• Brief:
Reply with one number only, the count of lines holding the string "ffffff".

[Saved entries]

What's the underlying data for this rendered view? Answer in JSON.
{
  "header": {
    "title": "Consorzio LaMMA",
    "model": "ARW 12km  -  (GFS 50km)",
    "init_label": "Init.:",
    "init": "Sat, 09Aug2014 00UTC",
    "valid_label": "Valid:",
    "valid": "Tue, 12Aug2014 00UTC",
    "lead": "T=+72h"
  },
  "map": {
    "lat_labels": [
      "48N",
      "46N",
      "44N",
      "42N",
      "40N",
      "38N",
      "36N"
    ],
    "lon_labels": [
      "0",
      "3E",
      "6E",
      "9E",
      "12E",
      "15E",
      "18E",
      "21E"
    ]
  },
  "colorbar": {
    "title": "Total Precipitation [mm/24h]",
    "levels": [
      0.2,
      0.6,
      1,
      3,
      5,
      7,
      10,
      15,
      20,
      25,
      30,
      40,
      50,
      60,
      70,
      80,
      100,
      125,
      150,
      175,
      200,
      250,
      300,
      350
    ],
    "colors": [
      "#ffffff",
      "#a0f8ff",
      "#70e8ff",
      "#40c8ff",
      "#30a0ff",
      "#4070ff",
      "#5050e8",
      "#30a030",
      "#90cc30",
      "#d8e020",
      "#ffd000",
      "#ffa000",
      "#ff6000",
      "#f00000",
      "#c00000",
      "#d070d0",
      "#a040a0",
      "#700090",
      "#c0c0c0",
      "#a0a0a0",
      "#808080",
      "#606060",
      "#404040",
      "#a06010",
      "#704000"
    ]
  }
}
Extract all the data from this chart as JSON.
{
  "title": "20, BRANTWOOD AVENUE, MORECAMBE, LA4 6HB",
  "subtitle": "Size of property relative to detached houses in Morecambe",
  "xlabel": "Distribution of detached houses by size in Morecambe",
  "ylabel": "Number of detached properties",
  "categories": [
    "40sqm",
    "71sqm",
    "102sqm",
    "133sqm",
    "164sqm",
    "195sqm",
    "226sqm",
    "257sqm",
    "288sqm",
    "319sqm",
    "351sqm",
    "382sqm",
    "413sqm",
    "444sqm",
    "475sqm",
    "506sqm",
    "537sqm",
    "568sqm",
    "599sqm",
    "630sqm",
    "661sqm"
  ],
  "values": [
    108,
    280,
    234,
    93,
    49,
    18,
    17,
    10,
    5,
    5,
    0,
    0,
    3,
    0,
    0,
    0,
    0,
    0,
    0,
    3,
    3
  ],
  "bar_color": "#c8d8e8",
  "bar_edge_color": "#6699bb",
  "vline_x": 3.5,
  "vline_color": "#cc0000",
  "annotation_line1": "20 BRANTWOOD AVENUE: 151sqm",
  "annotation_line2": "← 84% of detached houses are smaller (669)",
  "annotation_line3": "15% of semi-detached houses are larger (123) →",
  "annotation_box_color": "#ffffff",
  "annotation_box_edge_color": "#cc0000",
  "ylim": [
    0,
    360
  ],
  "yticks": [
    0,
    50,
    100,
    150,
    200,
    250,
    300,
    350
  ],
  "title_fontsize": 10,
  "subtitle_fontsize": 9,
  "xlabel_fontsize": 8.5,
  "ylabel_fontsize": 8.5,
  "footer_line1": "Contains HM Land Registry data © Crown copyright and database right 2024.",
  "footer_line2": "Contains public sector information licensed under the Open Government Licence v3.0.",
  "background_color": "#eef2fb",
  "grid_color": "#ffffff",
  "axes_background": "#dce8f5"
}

• The result:
3